Monthly Archives: February 2015

Northumberland Strait Steamer Lady Le Marchant became US revenue cutter

Advertisement in Haszards Gazette 12 July 1854

Advertisement in Haszards Gazette 12 July 1854

Several recent postings have dealt with steamers serving Charlottetown which had come onto the service after having been on one side or the other in the American Civil War. These include the blockade runners Minna (Oriental) and Greyhound and the US Navy vessels which were later named the Worcester, Carroll and Somerset.  But for other boats the war service followed a period of shuttling back and forth across Northumberland Strait.

One of these vessels was the Lady Le Marchant. The Lady Le Marchant was built at the Rue End Yard in Greenock, Scotland by Robert Steele & Co. Launched on 21 July 1852 she was named for Margaret Ann Le Marchant, wife of Sir John Gaspard Le Marchant who had been named Governor of Newfoundland in 1847.  Registered in Liverpool and owned by “a company in Newfoundland” she was intended for coastal service in Newfoundland.  She was scheduled to sail from Greenock to Harbour Grace Newfoundland in September 1852.  The vessel was returned to the United Kingdom after two years as “too expensive for the purpose for which she was employed in Conception Bay.”

She was purchased in Liverpool by Lestock Peach Wilson DesBrisay of Richibucto, New Brunswick who was related to the prominent DesBrisay family of Prince Edward Island. The vessel was re-registered in Miramichi, New Brunswick in 1854  and she began service the same year between Prince Edward Island and New Brunswick calling at ports such as Charlottetown, Bedeque, Shediac and Miramichi. Lestock’s cousin Theophilus DesBrisay was the P.E.I. agent for the line. The following year the Lady Le Marchant was contracted to carry the mails between the Island and the mainland with service between Charlottetown and Pictou, Nova Scotia and Charlottetown and Shediac, New Brunswick.

Advertisement  Haszards Gazette 24 October 1855

Advertisement Haszards Gazette 24 October 1855

In December of 1855 the ship was advertised to sail from Charlottetown to Liverpool. In 1856 she was once again the mail steamer on the inter-colonial route. Throughout the period Phillips F. Irving is identified as the captain. By 1858 however, another steamer, the Westmoreland, appears to have secured the mail contract and the Lady Le Marchant does not appear to have been on regular service to the Island.  In 1859 the vessel was chartered for use in the hydrological survey of the Gulf of St. Lawrence and Newfoundland under the direction of Capt. John Orlebar.

● **Task A**
Rewrite the passage on the Lady Le Marchant from "Monthly Archives: February" up to and including "across Northumberland Strait.", putting "ships" in place of "steamers".
● **Task B**
According to the passage on the Lady Le Marchant, where was the vessel built, and by whom?

● **Supplied records**
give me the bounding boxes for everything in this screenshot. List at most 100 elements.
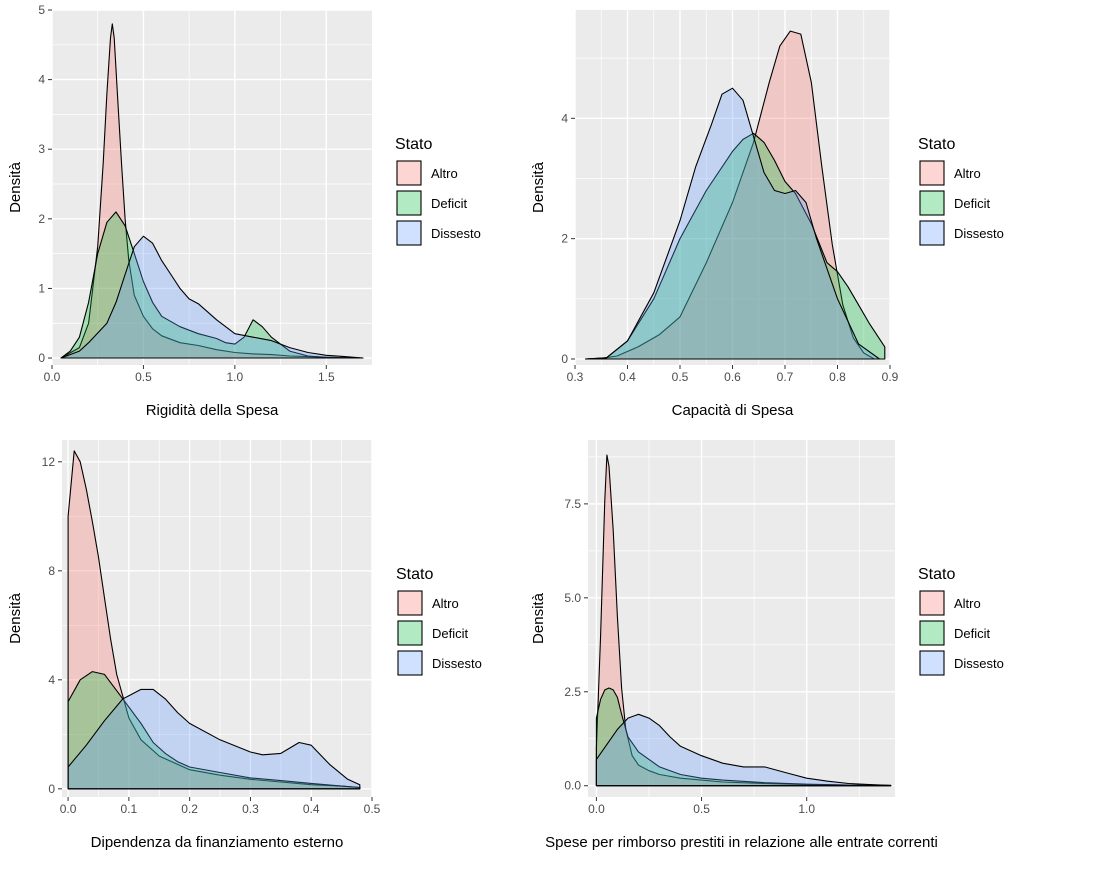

* * *

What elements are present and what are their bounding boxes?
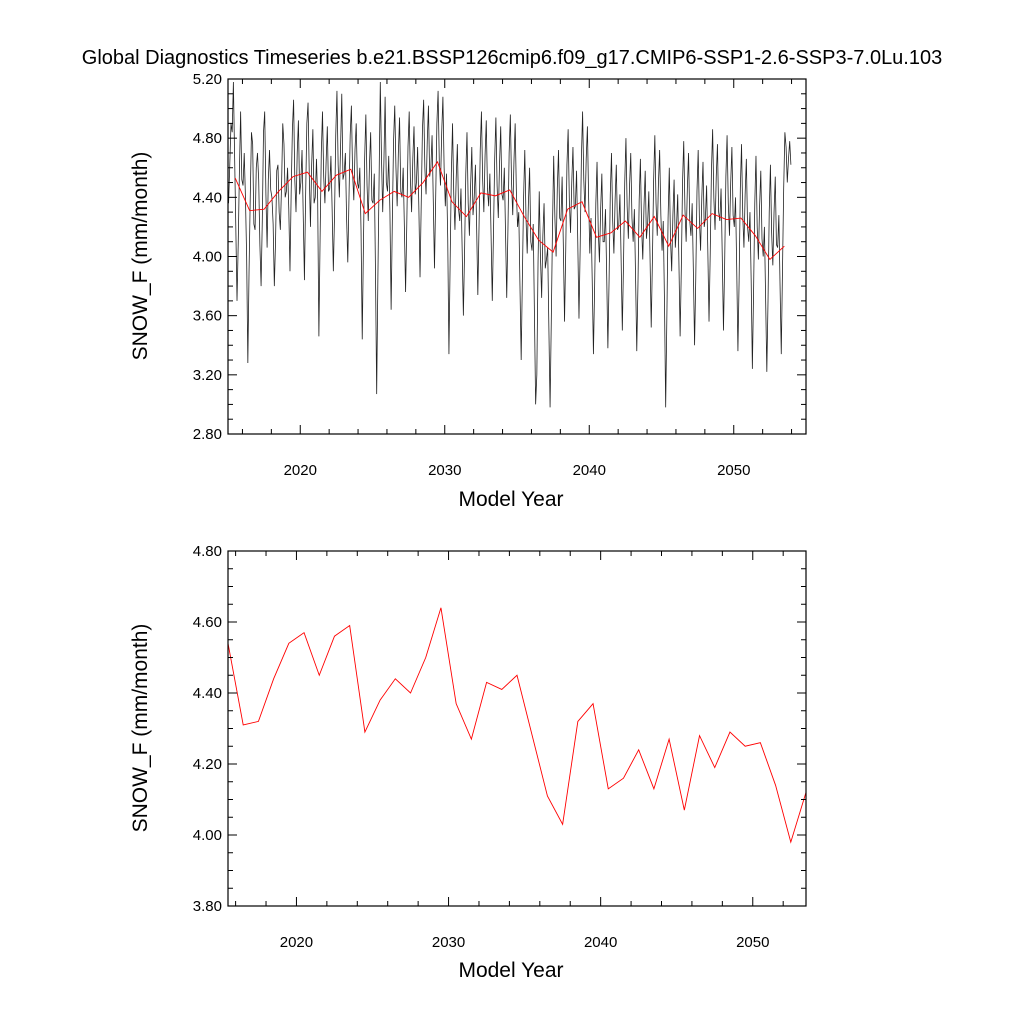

● **Exercise answer A**
Monthly Archives: February 2015

Northumberland Strait Steamer Lady Le Marchant became US revenue cutter

Advertisement in Haszards Gazette 12 July 1854

Advertisement in Haszards Gazette 12 July 1854

Several recent postings have dealt with ships serving Charlottetown which had come onto the service after having been on one side or the other in the American Civil War. These include the blockade runners Minna (Oriental) and Greyhound and the US Navy vessels which were later named the Worcester, Carroll and Somerset.  But for other boats the war service followed a period of shuttling back and forth across Northumberland Strait.

● **Exercise answer B**
At the Rue End Yard in Greenock, Scotland, by Robert Steele & Co.